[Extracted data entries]
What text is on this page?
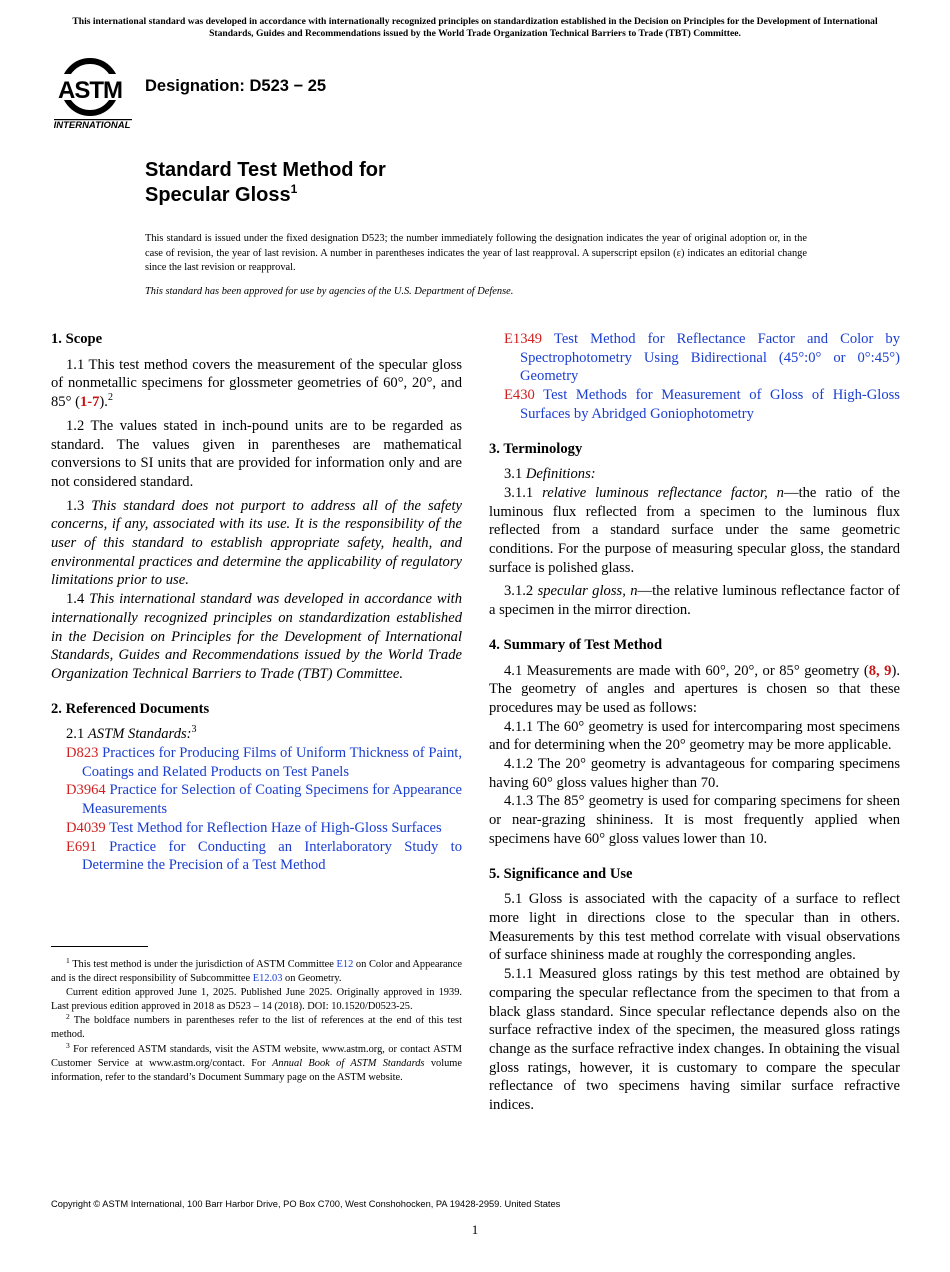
This international standard was developed in accordance with internationally recognized principles on standardization established in the Decision on Principles for the Development of International Standards, Guides and Recommendations issued by the World Trade Organization Technical Barriers to Trade (TBT) Committee.
ASTM
INTERNATIONAL
Designation: D523 − 25
Standard Test Method for
Specular Gloss$^1$
This standard is issued under the fixed designation D523; the number immediately following the designation indicates the year of original adoption or, in the case of revision, the year of last revision. A number in parentheses indicates the year of last reapproval. A superscript epsilon (ε) indicates an editorial change since the last revision or reapproval.
This standard has been approved for use by agencies of the U.S. Department of Defense.

1. Scope

1.1 This test method covers the measurement of the specular gloss of nonmetallic specimens for glossmeter geometries of 60°, 20°, and 85° (1-7).$^2$

1.2 The values stated in inch-pound units are to be regarded as standard. The values given in parentheses are mathematical conversions to SI units that are provided for information only and are not considered standard.

1.3 This standard does not purport to address all of the safety concerns, if any, associated with its use. It is the responsibility of the user of this standard to establish appropriate safety, health, and environmental practices and determine the applicability of regulatory limitations prior to use.

1.4 This international standard was developed in accordance with internationally recognized principles on standardization established in the Decision on Principles for the Development of International Standards, Guides and Recommendations issued by the World Trade Organization Technical Barriers to Trade (TBT) Committee.

2. Referenced Documents

2.1 ASTM Standards:$^3$

D823 Practices for Producing Films of Uniform Thickness of Paint, Coatings and Related Products on Test Panels

D3964 Practice for Selection of Coating Specimens for Appearance Measurements

D4039 Test Method for Reflection Haze of High-Gloss Surfaces

E691 Practice for Conducting an Interlaboratory Study to Determine the Precision of a Test Method

$^1$ This test method is under the jurisdiction of ASTM Committee E12 on Color and Appearance and is the direct responsibility of Subcommittee E12.03 on Geometry.

Current edition approved June 1, 2025. Published June 2025. Originally approved in 1939. Last previous edition approved in 2018 as D523 – 14 (2018). DOI: 10.1520/D0523-25.

$^2$ The boldface numbers in parentheses refer to the list of references at the end of this test method.

$^3$ For referenced ASTM standards, visit the ASTM website, www.astm.org, or contact ASTM Customer Service at www.astm.org/contact. For Annual Book of ASTM Standards volume information, refer to the standard’s Document Summary page on the ASTM website.

E1349 Test Method for Reflectance Factor and Color by Spectrophotometry Using Bidirectional (45°:0° or 0°:45°) Geometry

E430 Test Methods for Measurement of Gloss of High-Gloss Surfaces by Abridged Goniophotometry

3. Terminology

3.1 Definitions:

3.1.1 relative luminous reflectance factor, n—the ratio of the luminous flux reflected from a specimen to the luminous flux reflected from a standard surface under the same geometric conditions. For the purpose of measuring specular gloss, the standard surface is polished glass.

3.1.2 specular gloss, n—the relative luminous reflectance factor of a specimen in the mirror direction.

4. Summary of Test Method

4.1 Measurements are made with 60°, 20°, or 85° geometry (8, 9). The geometry of angles and apertures is chosen so that these procedures may be used as follows:

4.1.1 The 60° geometry is used for intercomparing most specimens and for determining when the 20° geometry may be more applicable.

4.1.2 The 20° geometry is advantageous for comparing specimens having 60° gloss values higher than 70.

4.1.3 The 85° geometry is used for comparing specimens for sheen or near-grazing shininess. It is most frequently applied when specimens have 60° gloss values lower than 10.

5. Significance and Use

5.1 Gloss is associated with the capacity of a surface to reflect more light in directions close to the specular than in others. Measurements by this test method correlate with visual observations of surface shininess made at roughly the corresponding angles.

5.1.1 Measured gloss ratings by this test method are obtained by comparing the specular reflectance from the specimen to that from a black glass standard. Since specular reflectance depends also on the surface refractive index of the specimen, the measured gloss ratings change as the surface refractive index changes. In obtaining the visual gloss ratings, however, it is customary to compare the specular reflectance of two specimens having similar surface refractive indices.

Copyright © ASTM International, 100 Barr Harbor Drive, PO Box C700, West Conshohocken, PA 19428-2959. United States
1
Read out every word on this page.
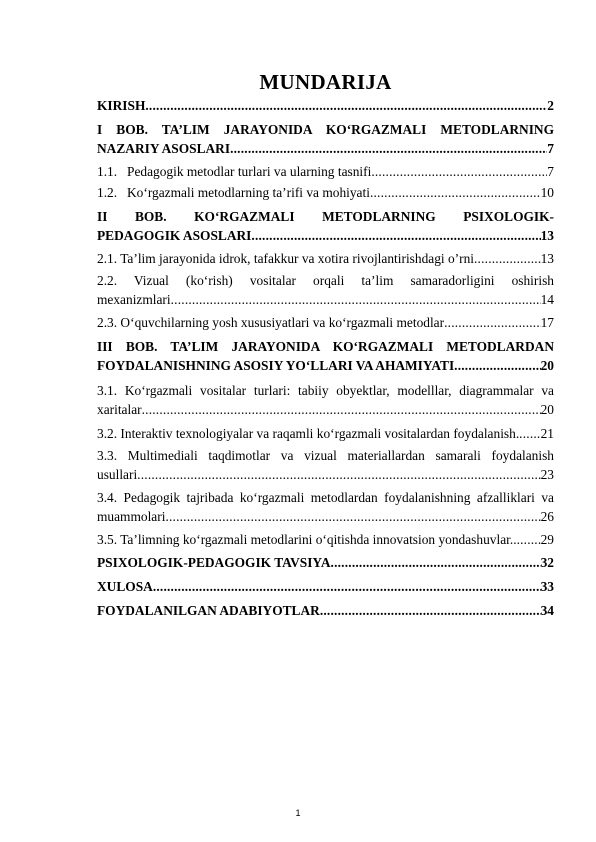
MUNDARIJA
KIRISH .....	2
I BOB. TA’LIM JARAYONIDA KO‘RGAZMALI METODLARNING
NAZARIY ASOSLARI .....	7
1.1. Pedagogik metodlar turlari va ularning tasnifi .....	7
1.2. Ko‘rgazmali metodlarning ta’rifi va mohiyati .....	10
II BOB. KO‘RGAZMALI METODLARNING PSIXOLOGIK-
PEDAGOGIK ASOSLARI .....	13
2.1. Ta’lim jarayonida idrok, tafakkur va xotira rivojlantirishdagi o’rni .....	13
2.2. Vizual (ko‘rish) vositalar orqali ta’lim samaradorligini oshirish
mexanizmlari .....	14
2.3. O‘quvchilarning yosh xususiyatlari va ko‘rgazmali metodlar .....	17
III BOB. TA’LIM JARAYONIDA KO‘RGAZMALI METODLARDAN
FOYDALANISHNING ASOSIY YO‘LLARI VA AHAMIYATI .....	20
3.1. Ko‘rgazmali vositalar turlari: tabiiy obyektlar, modelllar, diagrammalar va
xaritalar .....	20
3.2. Interaktiv texnologiyalar va raqamli ko‘rgazmali vositalardan foydalanish. ..... 21
3.3. Multimediali taqdimotlar va vizual materiallardan samarali foydalanish
usullari .....	23
3.4. Pedagogik tajribada ko‘rgazmali metodlardan foydalanishning afzalliklari va
muammolari .....	26
3.5. Ta’limning ko‘rgazmali metodlarini o‘qitishda innovatsion yondashuvlar.. ..... 29
PSIXOLOGIK-PEDAGOGIK TAVSIYA .....	32
XULOSA .....	33
FOYDALANILGAN ADABIYOTLAR .....	34
1
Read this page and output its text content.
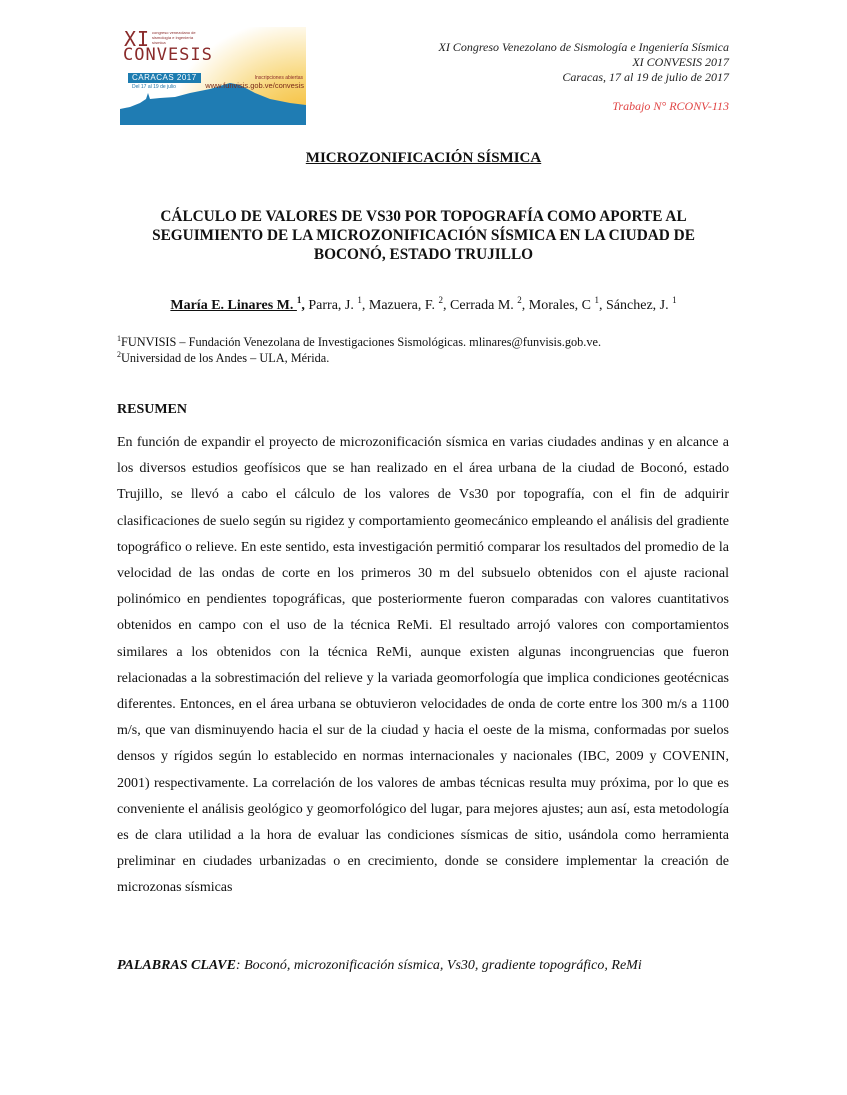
XI congreso venezolano de sismología e ingeniería sísmica
CONVESIS
CARACAS 2017
Del 17 al 19 de julio
Inscripciones abiertas
www.funvisis.gob.ve/convesis
XI Congreso Venezolano de Sismología e Ingeniería Sísmica
XI CONVESIS 2017
Caracas, 17 al 19 de julio de 2017
Trabajo N° RCONV-113
MICROZONIFICACIÓN SÍSMICA
CÁLCULO DE VALORES DE VS30 POR TOPOGRAFÍA COMO APORTE AL SEGUIMIENTO DE LA MICROZONIFICACIÓN SÍSMICA EN LA CIUDAD DE BOCONÓ, ESTADO TRUJILLO
María E. Linares M. $^1$, Parra, J. $^1$, Mazuera, F. $^2$, Cerrada M. $^2$, Morales, C $^1$, Sánchez, J. $^1$
$^1$FUNVISIS – Fundación Venezolana de Investigaciones Sismológicas. mlinares@funvisis.gob.ve.
$^2$Universidad de los Andes – ULA, Mérida.
RESUMEN
En función de expandir el proyecto de microzonificación sísmica en varias ciudades andinas y en alcance a los diversos estudios geofísicos que se han realizado en el área urbana de la ciudad de Boconó, estado Trujillo, se llevó a cabo el cálculo de los valores de Vs30 por topografía, con el fin de adquirir clasificaciones de suelo según su rigidez y comportamiento geomecánico empleando el análisis del gradiente topográfico o relieve. En este sentido, esta investigación permitió comparar los resultados del promedio de la velocidad de las ondas de corte en los primeros 30 m del subsuelo obtenidos con el ajuste racional polinómico en pendientes topográficas, que posteriormente fueron comparadas con valores cuantitativos obtenidos en campo con el uso de la técnica ReMi. El resultado arrojó valores con comportamientos similares a los obtenidos con la técnica ReMi, aunque existen algunas incongruencias que fueron relacionadas a la sobrestimación del relieve y la variada geomorfología que implica condiciones geotécnicas diferentes. Entonces, en el área urbana se obtuvieron velocidades de onda de corte entre los 300 m/s a 1100 m/s, que van disminuyendo hacia el sur de la ciudad y hacia el oeste de la misma, conformadas por suelos densos y rígidos según lo establecido en normas internacionales y nacionales (IBC, 2009 y COVENIN, 2001) respectivamente. La correlación de los valores de ambas técnicas resulta muy próxima, por lo que es conveniente el análisis geológico y geomorfológico del lugar, para mejores ajustes; aun así, esta metodología es de clara utilidad a la hora de evaluar las condiciones sísmicas de sitio, usándola como herramienta preliminar en ciudades urbanizadas o en crecimiento, donde se considere implementar la creación de microzonas sísmicas
PALABRAS CLAVE: Boconó, microzonificación sísmica, Vs30, gradiente topográfico, ReMi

> _DIRECTION_
Of the lines above, copy each that contains "Recommendations".

> _EXPECTED OUTPUT_
This international standard was developed in accordance with internationally recognized principles on standardization established in the Decision on Principles for the Development of International Standards, Guides and Recommendations issued by the World Trade Organization Technical Barriers to Trade (TBT) Committee.
1.4 This international standard was developed in accordance with internationally recognized principles on standardization established in the Decision on Principles for the Development of International Standards, Guides and Recommendations issued by the World Trade Organization Technical Barriers to Trade (TBT) Committee.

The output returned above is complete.